Identify all lines in the listing that include the word "оборудования", and copy them out.

**** Supplied information

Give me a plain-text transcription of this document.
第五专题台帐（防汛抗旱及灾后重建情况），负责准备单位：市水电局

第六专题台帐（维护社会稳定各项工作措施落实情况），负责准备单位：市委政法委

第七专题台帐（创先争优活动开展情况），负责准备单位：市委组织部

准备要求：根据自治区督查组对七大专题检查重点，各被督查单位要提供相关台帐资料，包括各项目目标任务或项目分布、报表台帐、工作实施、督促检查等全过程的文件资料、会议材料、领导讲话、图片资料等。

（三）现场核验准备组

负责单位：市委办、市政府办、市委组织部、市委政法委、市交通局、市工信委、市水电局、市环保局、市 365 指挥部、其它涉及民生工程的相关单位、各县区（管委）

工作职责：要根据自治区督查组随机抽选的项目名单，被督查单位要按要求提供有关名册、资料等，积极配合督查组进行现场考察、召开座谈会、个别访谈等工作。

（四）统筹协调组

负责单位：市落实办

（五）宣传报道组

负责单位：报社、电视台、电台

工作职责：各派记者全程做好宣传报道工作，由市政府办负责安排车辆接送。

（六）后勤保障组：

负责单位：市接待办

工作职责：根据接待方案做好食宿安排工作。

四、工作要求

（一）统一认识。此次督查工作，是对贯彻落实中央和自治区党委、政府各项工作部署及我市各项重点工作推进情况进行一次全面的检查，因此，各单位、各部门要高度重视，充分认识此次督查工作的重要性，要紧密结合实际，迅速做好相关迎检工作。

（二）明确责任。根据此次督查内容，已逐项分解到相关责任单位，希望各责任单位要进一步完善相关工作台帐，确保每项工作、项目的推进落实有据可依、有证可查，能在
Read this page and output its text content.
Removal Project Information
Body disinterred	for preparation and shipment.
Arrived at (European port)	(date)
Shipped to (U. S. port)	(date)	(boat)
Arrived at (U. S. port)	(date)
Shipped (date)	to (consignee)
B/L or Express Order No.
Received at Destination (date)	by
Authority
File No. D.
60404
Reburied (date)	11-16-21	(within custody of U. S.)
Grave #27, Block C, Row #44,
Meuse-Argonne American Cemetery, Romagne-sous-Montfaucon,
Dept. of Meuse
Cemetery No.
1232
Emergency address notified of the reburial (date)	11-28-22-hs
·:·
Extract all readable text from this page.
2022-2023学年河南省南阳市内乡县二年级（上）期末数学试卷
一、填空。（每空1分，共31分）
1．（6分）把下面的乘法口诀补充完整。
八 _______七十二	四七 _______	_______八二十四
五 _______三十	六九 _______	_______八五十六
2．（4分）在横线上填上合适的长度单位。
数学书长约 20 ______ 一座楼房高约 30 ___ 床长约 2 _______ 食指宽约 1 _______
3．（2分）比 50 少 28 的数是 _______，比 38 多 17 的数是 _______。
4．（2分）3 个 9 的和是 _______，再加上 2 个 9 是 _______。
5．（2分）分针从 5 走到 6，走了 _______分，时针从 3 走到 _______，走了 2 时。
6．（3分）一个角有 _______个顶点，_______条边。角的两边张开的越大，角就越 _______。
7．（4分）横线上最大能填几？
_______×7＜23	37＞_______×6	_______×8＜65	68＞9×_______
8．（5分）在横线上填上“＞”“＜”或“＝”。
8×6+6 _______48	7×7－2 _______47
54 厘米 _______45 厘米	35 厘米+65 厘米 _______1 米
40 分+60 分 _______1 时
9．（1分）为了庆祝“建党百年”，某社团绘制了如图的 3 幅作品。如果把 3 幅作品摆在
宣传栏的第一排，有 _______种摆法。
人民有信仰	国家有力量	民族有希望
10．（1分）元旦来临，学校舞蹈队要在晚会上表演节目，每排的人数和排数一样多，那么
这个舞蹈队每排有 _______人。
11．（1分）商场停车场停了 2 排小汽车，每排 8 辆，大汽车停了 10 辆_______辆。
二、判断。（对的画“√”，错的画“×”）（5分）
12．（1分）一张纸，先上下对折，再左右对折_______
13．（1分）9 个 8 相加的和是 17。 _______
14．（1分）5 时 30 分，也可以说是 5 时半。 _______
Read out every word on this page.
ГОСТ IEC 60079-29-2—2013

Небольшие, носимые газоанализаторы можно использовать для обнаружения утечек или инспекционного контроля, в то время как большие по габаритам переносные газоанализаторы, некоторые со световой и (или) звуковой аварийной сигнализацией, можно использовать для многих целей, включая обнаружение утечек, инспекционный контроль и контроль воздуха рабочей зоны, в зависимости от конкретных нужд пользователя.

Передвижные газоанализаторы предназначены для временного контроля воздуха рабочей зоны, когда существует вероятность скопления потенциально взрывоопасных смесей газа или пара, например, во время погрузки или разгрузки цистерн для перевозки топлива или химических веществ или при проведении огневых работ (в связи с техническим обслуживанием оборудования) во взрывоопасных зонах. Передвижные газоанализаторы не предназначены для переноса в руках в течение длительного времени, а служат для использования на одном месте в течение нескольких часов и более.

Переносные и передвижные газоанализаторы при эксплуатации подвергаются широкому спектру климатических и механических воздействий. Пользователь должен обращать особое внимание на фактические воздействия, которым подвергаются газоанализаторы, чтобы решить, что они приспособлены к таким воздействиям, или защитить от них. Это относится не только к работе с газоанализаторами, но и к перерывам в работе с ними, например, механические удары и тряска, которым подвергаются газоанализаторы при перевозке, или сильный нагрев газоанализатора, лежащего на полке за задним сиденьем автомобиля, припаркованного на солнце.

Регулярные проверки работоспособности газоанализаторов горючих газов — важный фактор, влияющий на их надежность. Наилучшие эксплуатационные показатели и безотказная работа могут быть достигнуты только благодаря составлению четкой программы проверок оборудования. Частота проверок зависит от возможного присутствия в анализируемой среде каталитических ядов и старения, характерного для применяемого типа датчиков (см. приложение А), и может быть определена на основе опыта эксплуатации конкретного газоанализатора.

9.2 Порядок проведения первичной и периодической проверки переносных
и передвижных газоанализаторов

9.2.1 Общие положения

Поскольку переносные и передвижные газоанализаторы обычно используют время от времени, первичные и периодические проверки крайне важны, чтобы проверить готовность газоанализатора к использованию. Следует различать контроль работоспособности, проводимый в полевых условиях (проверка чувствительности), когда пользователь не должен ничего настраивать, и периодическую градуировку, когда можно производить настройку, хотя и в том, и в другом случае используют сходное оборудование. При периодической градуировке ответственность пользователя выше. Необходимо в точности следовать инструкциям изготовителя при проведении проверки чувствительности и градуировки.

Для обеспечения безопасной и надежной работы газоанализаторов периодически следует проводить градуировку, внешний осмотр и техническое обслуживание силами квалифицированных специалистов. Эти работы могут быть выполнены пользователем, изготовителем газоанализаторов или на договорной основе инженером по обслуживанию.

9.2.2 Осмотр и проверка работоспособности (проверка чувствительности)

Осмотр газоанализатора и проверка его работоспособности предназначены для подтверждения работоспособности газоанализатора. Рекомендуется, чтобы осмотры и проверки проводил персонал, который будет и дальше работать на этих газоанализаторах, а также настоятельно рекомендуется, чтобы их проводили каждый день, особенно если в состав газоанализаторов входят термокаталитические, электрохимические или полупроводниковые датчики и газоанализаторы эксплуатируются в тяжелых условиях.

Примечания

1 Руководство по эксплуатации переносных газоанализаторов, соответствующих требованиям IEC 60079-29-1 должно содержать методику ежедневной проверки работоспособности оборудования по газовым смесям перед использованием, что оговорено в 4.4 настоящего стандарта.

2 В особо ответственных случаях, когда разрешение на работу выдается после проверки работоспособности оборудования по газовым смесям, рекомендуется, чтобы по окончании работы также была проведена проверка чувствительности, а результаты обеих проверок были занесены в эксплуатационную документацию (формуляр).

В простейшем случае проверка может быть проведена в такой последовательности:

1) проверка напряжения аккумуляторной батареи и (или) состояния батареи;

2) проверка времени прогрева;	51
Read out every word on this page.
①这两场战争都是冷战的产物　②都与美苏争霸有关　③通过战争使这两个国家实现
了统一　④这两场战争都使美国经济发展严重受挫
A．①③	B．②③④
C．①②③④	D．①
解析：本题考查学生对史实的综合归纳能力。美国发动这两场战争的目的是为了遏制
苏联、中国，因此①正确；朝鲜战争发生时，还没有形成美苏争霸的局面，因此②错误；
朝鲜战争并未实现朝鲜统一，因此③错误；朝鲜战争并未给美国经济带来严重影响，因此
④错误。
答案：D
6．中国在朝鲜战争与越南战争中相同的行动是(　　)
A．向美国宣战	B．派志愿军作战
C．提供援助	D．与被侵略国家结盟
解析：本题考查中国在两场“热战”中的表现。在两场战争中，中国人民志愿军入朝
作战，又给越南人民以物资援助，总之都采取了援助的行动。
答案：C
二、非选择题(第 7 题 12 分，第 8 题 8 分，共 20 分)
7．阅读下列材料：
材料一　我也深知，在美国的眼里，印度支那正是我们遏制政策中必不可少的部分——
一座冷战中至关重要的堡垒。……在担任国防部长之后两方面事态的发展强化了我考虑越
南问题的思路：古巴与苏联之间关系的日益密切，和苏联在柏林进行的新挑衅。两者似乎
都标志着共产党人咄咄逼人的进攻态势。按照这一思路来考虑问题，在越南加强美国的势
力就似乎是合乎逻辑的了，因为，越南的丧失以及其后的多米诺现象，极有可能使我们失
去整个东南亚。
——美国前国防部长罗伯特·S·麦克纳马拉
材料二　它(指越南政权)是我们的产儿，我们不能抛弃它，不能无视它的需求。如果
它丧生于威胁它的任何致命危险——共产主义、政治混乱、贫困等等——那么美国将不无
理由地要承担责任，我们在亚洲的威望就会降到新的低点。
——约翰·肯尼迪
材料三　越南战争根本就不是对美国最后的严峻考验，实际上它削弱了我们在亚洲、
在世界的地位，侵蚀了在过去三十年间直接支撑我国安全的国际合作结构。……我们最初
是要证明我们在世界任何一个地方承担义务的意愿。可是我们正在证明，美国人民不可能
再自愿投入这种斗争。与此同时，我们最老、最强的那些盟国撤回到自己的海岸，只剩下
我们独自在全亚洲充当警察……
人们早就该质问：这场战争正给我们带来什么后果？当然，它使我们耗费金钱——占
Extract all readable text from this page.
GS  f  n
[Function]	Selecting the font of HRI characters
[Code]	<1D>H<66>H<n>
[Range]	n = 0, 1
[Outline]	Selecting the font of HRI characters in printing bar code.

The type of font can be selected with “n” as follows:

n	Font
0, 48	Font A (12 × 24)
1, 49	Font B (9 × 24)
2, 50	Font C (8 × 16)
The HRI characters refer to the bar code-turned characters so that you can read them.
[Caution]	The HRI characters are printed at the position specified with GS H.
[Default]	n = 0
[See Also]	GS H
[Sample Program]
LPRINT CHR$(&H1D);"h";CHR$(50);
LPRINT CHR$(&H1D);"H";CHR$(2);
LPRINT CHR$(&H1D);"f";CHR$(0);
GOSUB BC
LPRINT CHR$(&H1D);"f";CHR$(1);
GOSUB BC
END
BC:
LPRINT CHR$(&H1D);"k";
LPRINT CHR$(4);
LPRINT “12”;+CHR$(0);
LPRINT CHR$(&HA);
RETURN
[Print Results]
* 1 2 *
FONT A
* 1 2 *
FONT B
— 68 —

********

== Full answer ==
Передвижные газоанализаторы предназначены для временного контроля воздуха рабочей зоны, когда существует вероятность скопления потенциально взрывоопасных смесей газа или пара, например, во время погрузки или разгрузки цистерн для перевозки топлива или химических веществ или при проведении огневых работ (в связи с техническим обслуживанием оборудования) во взрывоопасных зонах. Передвижные газоанализаторы не предназначены для переноса в руках в течение длительного времени, а служат для использования на одном месте в течение нескольких часов и более.
Регулярные проверки работоспособности газоанализаторов горючих газов — важный фактор, влияющий на их надежность. Наилучшие эксплуатационные показатели и безотказная работа могут быть достигнуты только благодаря составлению четкой программы проверок оборудования. Частота проверок зависит от возможного присутствия в анализируемой среде каталитических ядов и старения, характерного для применяемого типа датчиков (см. приложение А), и может быть определена на основе опыта эксплуатации конкретного газоанализатора.
1 Руководство по эксплуатации переносных газоанализаторов, соответствующих требованиям IEC 60079-29-1 должно содержать методику ежедневной проверки работоспособности оборудования по газовым смесям перед использованием, что оговорено в 4.4 настоящего стандарта.
2 В особо ответственных случаях, когда разрешение на работу выдается после проверки работоспособности оборудования по газовым смесям, рекомендуется, чтобы по окончании работы также была проведена проверка чувствительности, а результаты обеих проверок были занесены в эксплуатационную документацию (формуляр).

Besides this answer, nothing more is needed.